● To do
**A)** Quote every passage that the excerpt on the common interest privilege places inside quotation marks.
**B)** Pick up the excerpt on the common interest privilege after its final sentence and keep writing.

Robert S. Weiss and Assocs., Inc. v. Wiederlight, 208 Conn. 525, 536 (1988).
RPCT has submitted as part of its evidence emails sent to individuals at PlasPak, in which Jason Baker made disparaging remarks about RPCT and Parks,
including, “Richard has COMPLETELY lost it,” and “I think it is important to get across
the fact that he is actually harming the program, as we spend more time defending
ourselves against Richard than selling cartridges.” Thereafter, Peter Kuzyk at Plas-Pak
called for a meeting with RPCT and V.O. Baker, noting that email traffic indicated
“strains on our business relationship.”
The Baker Defendants submit that their communications with Plas-Pak are
privileged because they constitute communications between parties with common
business interests. In asserting this privilege, the Baker Defendants rely upon Madero
v. People’s Bank, 2005 WL 737044, *4 (Conn. Super. Feb. 27. 2005), which explained
that the common interest privilege is defeated if the defendant acts with improper
motive or if the scope or manner of publication exceed what is reasonably necessary to
further its interest.

Document layout detection data
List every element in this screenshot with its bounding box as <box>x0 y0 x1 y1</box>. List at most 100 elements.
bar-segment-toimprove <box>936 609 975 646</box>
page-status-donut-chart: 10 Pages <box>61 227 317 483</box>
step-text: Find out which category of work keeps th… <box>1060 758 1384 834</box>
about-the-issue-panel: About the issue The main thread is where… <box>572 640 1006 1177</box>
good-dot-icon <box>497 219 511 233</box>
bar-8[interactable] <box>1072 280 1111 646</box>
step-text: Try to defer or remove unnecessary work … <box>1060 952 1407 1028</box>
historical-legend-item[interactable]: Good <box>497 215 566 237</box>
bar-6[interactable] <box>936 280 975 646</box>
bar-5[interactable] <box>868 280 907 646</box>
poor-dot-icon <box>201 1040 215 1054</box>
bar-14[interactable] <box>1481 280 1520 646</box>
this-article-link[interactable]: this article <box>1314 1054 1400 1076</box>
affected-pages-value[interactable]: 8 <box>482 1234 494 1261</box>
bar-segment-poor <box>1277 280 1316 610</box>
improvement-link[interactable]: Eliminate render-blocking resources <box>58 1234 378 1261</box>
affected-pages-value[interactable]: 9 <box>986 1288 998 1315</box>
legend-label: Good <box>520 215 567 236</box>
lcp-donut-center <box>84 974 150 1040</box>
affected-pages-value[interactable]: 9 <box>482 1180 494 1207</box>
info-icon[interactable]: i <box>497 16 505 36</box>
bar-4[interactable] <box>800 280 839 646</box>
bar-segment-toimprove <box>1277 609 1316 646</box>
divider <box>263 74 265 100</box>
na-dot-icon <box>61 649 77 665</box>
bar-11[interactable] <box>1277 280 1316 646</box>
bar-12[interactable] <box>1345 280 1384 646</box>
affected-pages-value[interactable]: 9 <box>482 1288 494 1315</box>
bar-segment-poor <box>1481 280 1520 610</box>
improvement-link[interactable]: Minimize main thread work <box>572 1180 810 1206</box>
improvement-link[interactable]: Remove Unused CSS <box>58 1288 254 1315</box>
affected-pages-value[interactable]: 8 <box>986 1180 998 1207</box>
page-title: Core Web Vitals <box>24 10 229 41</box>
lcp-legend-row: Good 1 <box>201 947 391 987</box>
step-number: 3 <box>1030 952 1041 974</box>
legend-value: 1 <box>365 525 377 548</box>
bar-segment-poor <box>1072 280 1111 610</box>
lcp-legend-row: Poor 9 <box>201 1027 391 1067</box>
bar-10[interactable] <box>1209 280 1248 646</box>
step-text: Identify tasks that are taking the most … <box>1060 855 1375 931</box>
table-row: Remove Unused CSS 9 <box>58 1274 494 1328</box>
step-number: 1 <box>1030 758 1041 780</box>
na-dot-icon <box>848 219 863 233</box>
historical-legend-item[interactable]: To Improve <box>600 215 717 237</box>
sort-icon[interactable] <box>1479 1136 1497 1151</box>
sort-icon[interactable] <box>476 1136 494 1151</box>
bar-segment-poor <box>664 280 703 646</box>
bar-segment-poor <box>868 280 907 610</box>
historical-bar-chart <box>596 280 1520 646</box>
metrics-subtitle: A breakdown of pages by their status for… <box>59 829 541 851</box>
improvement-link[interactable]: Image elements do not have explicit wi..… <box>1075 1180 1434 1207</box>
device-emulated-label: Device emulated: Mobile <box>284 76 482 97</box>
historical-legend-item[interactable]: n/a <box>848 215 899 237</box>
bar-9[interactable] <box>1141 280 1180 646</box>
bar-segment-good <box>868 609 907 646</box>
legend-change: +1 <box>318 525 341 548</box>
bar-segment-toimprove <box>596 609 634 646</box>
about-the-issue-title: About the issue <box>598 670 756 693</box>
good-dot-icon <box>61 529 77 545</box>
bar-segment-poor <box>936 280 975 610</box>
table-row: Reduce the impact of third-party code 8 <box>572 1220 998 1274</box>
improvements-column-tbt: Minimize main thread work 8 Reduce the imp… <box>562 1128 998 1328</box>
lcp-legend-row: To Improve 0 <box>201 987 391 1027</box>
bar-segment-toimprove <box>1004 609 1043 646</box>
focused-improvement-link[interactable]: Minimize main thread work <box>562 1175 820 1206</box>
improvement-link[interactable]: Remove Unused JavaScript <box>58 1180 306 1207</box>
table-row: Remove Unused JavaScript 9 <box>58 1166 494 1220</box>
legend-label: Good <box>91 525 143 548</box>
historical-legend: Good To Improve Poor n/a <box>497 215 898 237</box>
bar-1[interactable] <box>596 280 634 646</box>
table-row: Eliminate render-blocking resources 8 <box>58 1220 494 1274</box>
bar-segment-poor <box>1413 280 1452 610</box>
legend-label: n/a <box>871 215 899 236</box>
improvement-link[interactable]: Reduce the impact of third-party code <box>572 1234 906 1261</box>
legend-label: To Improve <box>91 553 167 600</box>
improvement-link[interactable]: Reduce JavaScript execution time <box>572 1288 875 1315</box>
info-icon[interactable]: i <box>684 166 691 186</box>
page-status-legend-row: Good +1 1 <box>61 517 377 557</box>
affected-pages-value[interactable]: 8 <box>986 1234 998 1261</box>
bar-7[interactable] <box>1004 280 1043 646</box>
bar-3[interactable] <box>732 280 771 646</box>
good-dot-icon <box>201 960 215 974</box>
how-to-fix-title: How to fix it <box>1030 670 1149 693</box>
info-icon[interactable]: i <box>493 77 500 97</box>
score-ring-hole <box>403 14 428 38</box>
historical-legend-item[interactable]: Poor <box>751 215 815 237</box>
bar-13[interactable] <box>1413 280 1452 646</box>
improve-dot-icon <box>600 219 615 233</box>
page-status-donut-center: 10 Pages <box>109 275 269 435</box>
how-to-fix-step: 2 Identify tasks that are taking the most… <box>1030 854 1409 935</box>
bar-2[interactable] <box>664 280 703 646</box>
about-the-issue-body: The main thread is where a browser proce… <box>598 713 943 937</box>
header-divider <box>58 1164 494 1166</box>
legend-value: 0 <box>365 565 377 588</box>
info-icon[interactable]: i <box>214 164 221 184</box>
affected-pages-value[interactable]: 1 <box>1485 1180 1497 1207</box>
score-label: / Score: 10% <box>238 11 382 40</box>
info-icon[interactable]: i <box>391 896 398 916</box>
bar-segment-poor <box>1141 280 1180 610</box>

● Answers to the problems
**A)**
1. "Richard has COMPLETELY lost it,"
2. "I think it is important to get across the fact that he is actually harming the program, as we spend more time defending ourselves against Richard than selling cartridges."
3. "strains on our business relationship."

**B)**
RPCT’s evidence may not prevail but it does raise a question of fact as to
causation and whether the Baker Defendants acted with an improper motive.
Individuals from Plas-Pak have stated that V.O. Baker did not influence the decision to
terminate the license agreement. However, the Court cannot determine issues of
credibility on summary judgment. Thus, construing the inferences of fact in favor of the
non-moving party, the Court must deny summary judgment on the basis of causation.
However, in light of this Court’s ruling on RPCT’s contract claim, the Court will
allow the Baker Defendants to submit a motion for summary judgment on the issue of
whether RPCT can prove that a loss was caused by the alleged conduct.
The Baker Defendants maintain that plaintiff cannot prove an unfair or deceptive
act or that such asserted unfair or deceptive act caused RPCT harm.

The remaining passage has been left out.